Data provided:
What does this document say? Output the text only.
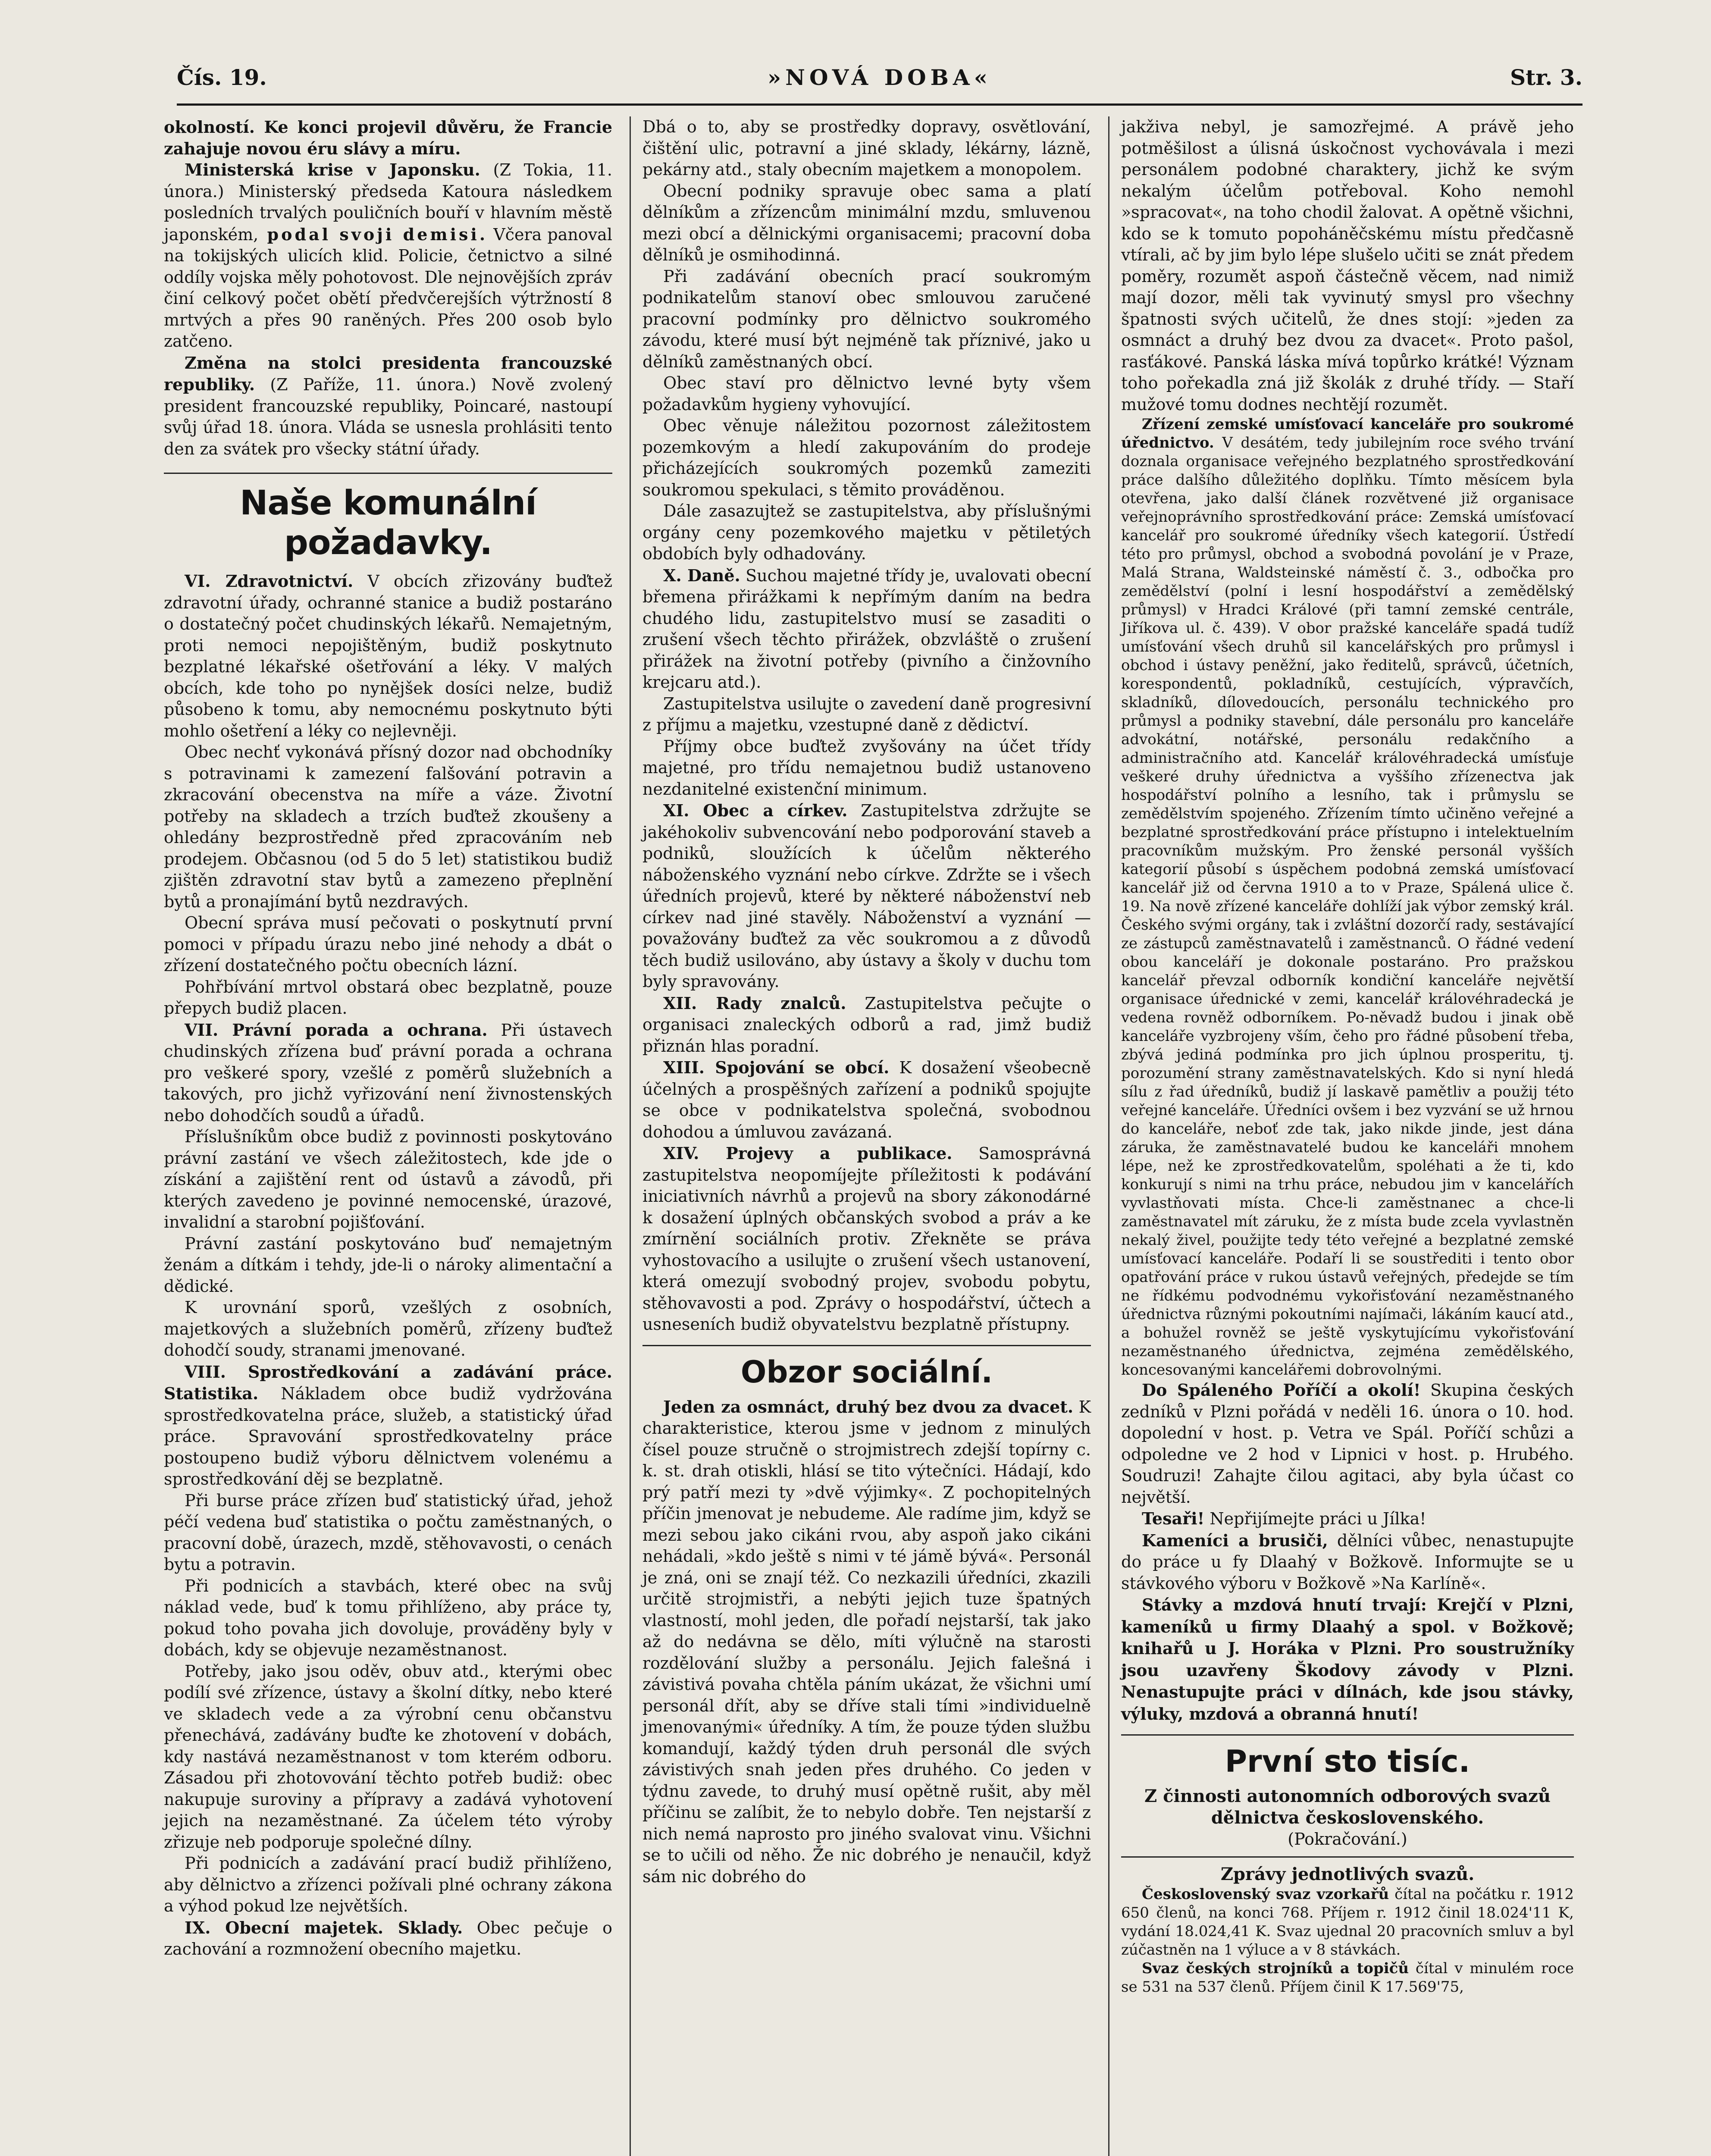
Čís. 19.	»NOVÁ DOBA«	Str. 3.

okolností. Ke konci projevil důvěru, že Francie zahajuje novou éru slávy a míru.

Ministerská krise v Japonsku. (Z Tokia, 11. února.) Ministerský předseda Katoura následkem posledních trvalých pouličních bouří v hlavním městě japonském, podal svoji demisi. Včera panoval na tokijských ulicích klid. Policie, četnictvo a silné oddíly vojska měly pohotovost. Dle nejnovějších zpráv činí celkový počet obětí předvčerejších výtržností 8 mrtvých a přes 90 raněných. Přes 200 osob bylo zatčeno.

Změna na stolci presidenta francouzské republiky. (Z Paříže, 11. února.) Nově zvolený president francouzské republiky, Poincaré, nastoupí svůj úřad 18. února. Vláda se usnesla prohlásiti tento den za svátek pro všecky státní úřady.

Naše komunální požadavky.

VI. Zdravotnictví. V obcích zřizovány buďtež zdravotní úřady, ochranné stanice a budiž postaráno o dostatečný počet chudinských lékařů. Nemajetným, proti nemoci nepojištěným, budiž poskytnuto bezplatné lékařské ošetřování a léky. V malých obcích, kde toho po nynějšek dosíci nelze, budiž působeno k tomu, aby nemocnému poskytnuto býti mohlo ošetření a léky co nejlevněji.

Obec nechť vykonává přísný dozor nad obchodníky s potravinami k zamezení falšování potravin a zkracování obecenstva na míře a váze. Životní potřeby na skladech a trzích buďtež zkoušeny a ohledány bezprostředně před zpracováním neb prodejem. Občasnou (od 5 do 5 let) statistikou budiž zjištěn zdravotní stav bytů a zamezeno přeplnění bytů a pronajímání bytů nezdravých.

Obecní správa musí pečovati o poskytnutí první pomoci v případu úrazu nebo jiné nehody a dbát o zřízení dostatečného počtu obecních lázní.

Pohřbívání mrtvol obstará obec bezplatně, pouze přepych budiž placen.

VII. Právní porada a ochrana. Při ústavech chudinských zřízena buď právní porada a ochrana pro veškeré spory, vzešlé z poměrů služebních a takových, pro jichž vyřizování není živnostenských nebo dohodčích soudů a úřadů.

Příslušníkům obce budiž z povinnosti poskytováno právní zastání ve všech záležitostech, kde jde o získání a zajištění rent od ústavů a závodů, při kterých zavedeno je povinné nemocenské, úrazové, invalidní a starobní pojišťování.

Právní zastání poskytováno buď nemajetným ženám a dítkám i tehdy, jde-li o nároky alimentační a dědické.

K urovnání sporů, vzešlých z osobních, majetkových a služebních poměrů, zřízeny buďtež dohodčí soudy, stranami jmenované.

VIII. Sprostředkování a zadávání práce. Statistika. Nákladem obce budiž vydržována sprostředkovatelna práce, služeb, a statistický úřad práce. Spravování sprostředkovatelny práce postoupeno budiž výboru dělnictvem volenému a sprostředkování děj se bezplatně.

Při burse práce zřízen buď statistický úřad, jehož péčí vedena buď statistika o počtu zaměstnaných, o pracovní době, úrazech, mzdě, stěhovavosti, o cenách bytu a potravin.

Při podnicích a stavbách, které obec na svůj náklad vede, buď k tomu přihlíženo, aby práce ty, pokud toho povaha jich dovoluje, prováděny byly v dobách, kdy se objevuje nezaměstnanost.

Potřeby, jako jsou oděv, obuv atd., kterými obec podílí své zřízence, ústavy a školní dítky, nebo které ve skladech vede a za výrobní cenu občanstvu přenechává, zadávány buďte ke zhotovení v dobách, kdy nastává nezaměstnanost v tom kterém odboru. Zásadou při zhotovování těchto potřeb budiž: obec nakupuje suroviny a přípravy a zadává vyhotovení jejich na nezaměstnané. Za účelem této výroby zřizuje neb podporuje společné dílny.

Při podnicích a zadávání prací budiž přihlíženo, aby dělnictvo a zřízenci požívali plné ochrany zákona a výhod pokud lze největších.

IX. Obecní majetek. Sklady. Obec pečuje o zachování a rozmnožení obecního majetku.

Dbá o to, aby se prostředky dopravy, osvětlování, čištění ulic, potravní a jiné sklady, lékárny, lázně, pekárny atd., staly obecním majetkem a monopolem.

Obecní podniky spravuje obec sama a platí dělníkům a zřízencům minimální mzdu, smluvenou mezi obcí a dělnickými organisacemi; pracovní doba dělníků je osmihodinná.

Při zadávání obecních prací soukromým podnikatelům stanoví obec smlouvou zaručené pracovní podmínky pro dělnictvo soukromého závodu, které musí být nejméně tak příznivé, jako u dělníků zaměstnaných obcí.

Obec staví pro dělnictvo levné byty všem požadavkům hygieny vyhovující.

Obec věnuje náležitou pozornost záležitostem pozemkovým a hledí zakupováním do prodeje přicházejících soukromých pozemků zameziti soukromou spekulaci, s těmito prováděnou.

Dále zasazujtež se zastupitelstva, aby příslušnými orgány ceny pozemkového majetku v pětiletých obdobích byly odhadovány.

X. Daně. Suchou majetné třídy je, uvalovati obecní břemena přirážkami k nepřímým daním na bedra chudého lidu, zastupitelstvo musí se zasaditi o zrušení všech těchto přirážek, obzvláště o zrušení přirážek na životní potřeby (pivního a činžovního krejcaru atd.).

Zastupitelstva usilujte o zavedení daně progresivní z příjmu a majetku, vzestupné daně z dědictví.

Příjmy obce buďtež zvyšovány na účet třídy majetné, pro třídu nemajetnou budiž ustanoveno nezdanitelné existenční minimum.

XI. Obec a církev. Zastupitelstva zdržujte se jakéhokoliv subvencování nebo podporování staveb a podniků, sloužících k účelům některého náboženského vyznání nebo církve. Zdržte se i všech úředních projevů, které by některé náboženství neb církev nad jiné stavěly. Náboženství a vyznání — považovány buďtež za věc soukromou a z důvodů těch budiž usilováno, aby ústavy a školy v duchu tom byly spravovány.

XII. Rady znalců. Zastupitelstva pečujte o organisaci znaleckých odborů a rad, jimž budiž přiznán hlas poradní.

XIII. Spojování se obcí. K dosažení všeobecně účelných a prospěšných zařízení a podniků spojujte se obce v podnikatelstva společná, svobodnou dohodou a úmluvou zavázaná.

XIV. Projevy a publikace. Samosprávná zastupitelstva neopomíjejte příležitosti k podávání iniciativních návrhů a projevů na sbory zákonodárné k dosažení úplných občanských svobod a práv a ke zmírnění sociálních protiv. Zřekněte se práva vyhostovacího a usilujte o zrušení všech ustanovení, která omezují svobodný projev, svobodu pobytu, stěhovavosti a pod. Zprávy o hospodářství, účtech a usneseních budiž obyvatelstvu bezplatně přístupny.

Obzor sociální.

Jeden za osmnáct, druhý bez dvou za dvacet. K charakteristice, kterou jsme v jednom z minulých čísel pouze stručně o strojmistrech zdejší topírny c. k. st. drah otiskli, hlásí se tito výtečníci. Hádají, kdo prý patří mezi ty »dvě výjimky«. Z pochopitelných příčin jmenovat je nebudeme. Ale radíme jim, když se mezi sebou jako cikáni rvou, aby aspoň jako cikáni nehádali, »kdo ještě s nimi v té jámě bývá«. Personál je zná, oni se znají též. Co nezkazili úředníci, zkazili určitě strojmistři, a nebýti jejich tuze špatných vlastností, mohl jeden, dle pořadí nejstarší, tak jako až do nedávna se dělo, míti výlučně na starosti rozdělování služby a personálu. Jejich falešná i závistivá povaha chtěla páním ukázat, že všichni umí personál dřít, aby se dříve stali tími »individuelně jmenovanými« úředníky. A tím, že pouze týden službu komandují, každý týden druh personál dle svých závistivých snah jeden přes druhého. Co jeden v týdnu zavede, to druhý musí opětně rušit, aby měl příčinu se zalíbit, že to nebylo dobře. Ten nejstarší z nich nemá naprosto pro jiného svalovat vinu. Všichni se to učili od něho. Že nic dobrého je nenaučil, když sám nic dobrého do

jakživa nebyl, je samozřejmé. A právě jeho potměšilost a úlisná úskočnost vychovávala i mezi personálem podobné charaktery, jichž ke svým nekalým účelům potřeboval. Koho nemohl »spracovat«, na toho chodil žalovat. A opětně všichni, kdo se k tomuto popoháněčskému místu předčasně vtírali, ač by jim bylo lépe slušelo učiti se znát předem poměry, rozumět aspoň částečně věcem, nad nimiž mají dozor, měli tak vyvinutý smysl pro všechny špatnosti svých učitelů, že dnes stojí: »jeden za osmnáct a druhý bez dvou za dvacet«. Proto pašol, rasťákové. Panská láska mívá topůrko krátké! Význam toho pořekadla zná již školák z druhé třídy. — Staří mužové tomu dodnes nechtějí rozumět.

Zřízení zemské umísťovací kanceláře pro soukromé úřednictvo. V desátém, tedy jubilejním roce svého trvání doznala organisace veřejného bezplatného sprostředkování práce dalšího důležitého doplňku. Tímto měsícem byla otevřena, jako další článek rozvětvené již organisace veřejnoprávního sprostředkování práce: Zemská umísťovací kancelář pro soukromé úředníky všech kategorií. Ústředí této pro průmysl, obchod a svobodná povolání je v Praze, Malá Strana, Waldsteinské náměstí č. 3., odbočka pro zemědělství (polní i lesní hospodářství a zemědělský průmysl) v Hradci Králové (při tamní zemské centrále, Jiříkova ul. č. 439). V obor pražské kanceláře spadá tudíž umísťování všech druhů sil kancelářských pro průmysl i obchod i ústavy peněžní, jako ředitelů, správců, účetních, korespondentů, pokladníků, cestujících, výpravčích, skladníků, dílovedoucích, personálu technického pro průmysl a podniky stavební, dále personálu pro kanceláře advokátní, notářské, personálu redakčního a administračního atd. Kancelář královéhradecká umísťuje veškeré druhy úřednictva a vyššího zřízenectva jak hospodářství polního a lesního, tak i průmyslu se zemědělstvím spojeného. Zřízením tímto učiněno veřejné a bezplatné sprostředkování práce přístupno i intelektuelním pracovníkům mužským. Pro ženské personál vyšších kategorií působí s úspěchem podobná zemská umísťovací kancelář již od června 1910 a to v Praze, Spálená ulice č. 19. Na nově zřízené kanceláře dohlíží jak výbor zemský král. Českého svými orgány, tak i zvláštní dozorčí rady, sestávající ze zástupců zaměstnavatelů i zaměstnanců. O řádné vedení obou kanceláří je dokonale postaráno. Pro pražskou kancelář převzal odborník kondiční kanceláře největší organisace úřednické v zemi, kancelář královéhradecká je vedena rovněž odborníkem. Po-něvadž budou i jinak obě kanceláře vyzbrojeny vším, čeho pro řádné působení třeba, zbývá jediná podmínka pro jich úplnou prosperitu, tj. porozumění strany zaměstnavatelských. Kdo si nyní hledá sílu z řad úředníků, budiž jí laskavě pamětliv a použij této veřejné kanceláře. Úředníci ovšem i bez vyzvání se už hrnou do kanceláře, neboť zde tak, jako nikde jinde, jest dána záruka, že zaměstnavatelé budou ke kanceláři mnohem lépe, než ke zprostředkovatelům, spoléhati a že ti, kdo konkurují s nimi na trhu práce, nebudou jim v kancelářích vyvlastňovati místa. Chce-li zaměstnanec a chce-li zaměstnavatel mít záruku, že z místa bude zcela vyvlastněn nekalý živel, použijte tedy této veřejné a bezplatné zemské umísťovací kanceláře. Podaří li se soustřediti i tento obor opatřování práce v rukou ústavů veřejných, předejde se tím ne řídkému podvodnému vykořisťování nezaměstnaného úřednictva různými pokoutními najímači, lákáním kaucí atd., a bohužel rovněž se ještě vyskytujícímu vykořisťování nezaměstnaného úřednictva, zejména zemědělského, koncesovanými kancelářemi dobrovolnými.

Do Spáleného Poříčí a okolí! Skupina českých zedníků v Plzni pořádá v neděli 16. února o 10. hod. dopolední v host. p. Vetra ve Spál. Poříčí schůzi a odpoledne ve 2 hod v Lipnici v host. p. Hrubého. Soudruzi! Zahajte čilou agitaci, aby byla účast co největší.

Tesaři! Nepřijímejte práci u Jílka!

Kameníci a brusiči, dělníci vůbec, nenastupujte do práce u fy Dlaahý v Božkově. Informujte se u stávkového výboru v Božkově »Na Karlíně«.

Stávky a mzdová hnutí trvají: Krejčí v Plzni, kameníků u firmy Dlaahý a spol. v Božkově; knihařů u J. Horáka v Plzni. Pro soustružníky jsou uzavřeny Škodovy závody v Plzni. Nenastupujte práci v dílnách, kde jsou stávky, výluky, mzdová a obranná hnutí!

První sto tisíc.
Z činnosti autonomních odborových svazů dělnictva československého.
(Pokračování.)
Zprávy jednotlivých svazů.

Československý svaz vzorkařů čítal na počátku r. 1912 650 členů, na konci 768. Příjem r. 1912 činil 18.024'11 K, vydání 18.024,41 K. Svaz ujednal 20 pracovních smluv a byl zúčastněn na 1 výluce a v 8 stávkách.

Svaz českých strojníků a topičů čítal v minulém roce se 531 na 537 členů. Příjem činil K 17.569'75,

Problem: Copy out each line of the entries that holds "přihlíženo".

Complete response:
Při podnicích a stavbách, které obec na svůj náklad vede, buď k tomu přihlíženo, aby práce ty, pokud toho povaha jich dovoluje, prováděny byly v dobách, kdy se objevuje nezaměstnanost.
Při podnicích a zadávání prací budiž přihlíženo, aby dělnictvo a zřízenci požívali plné ochrany zákona a výhod pokud lze největších.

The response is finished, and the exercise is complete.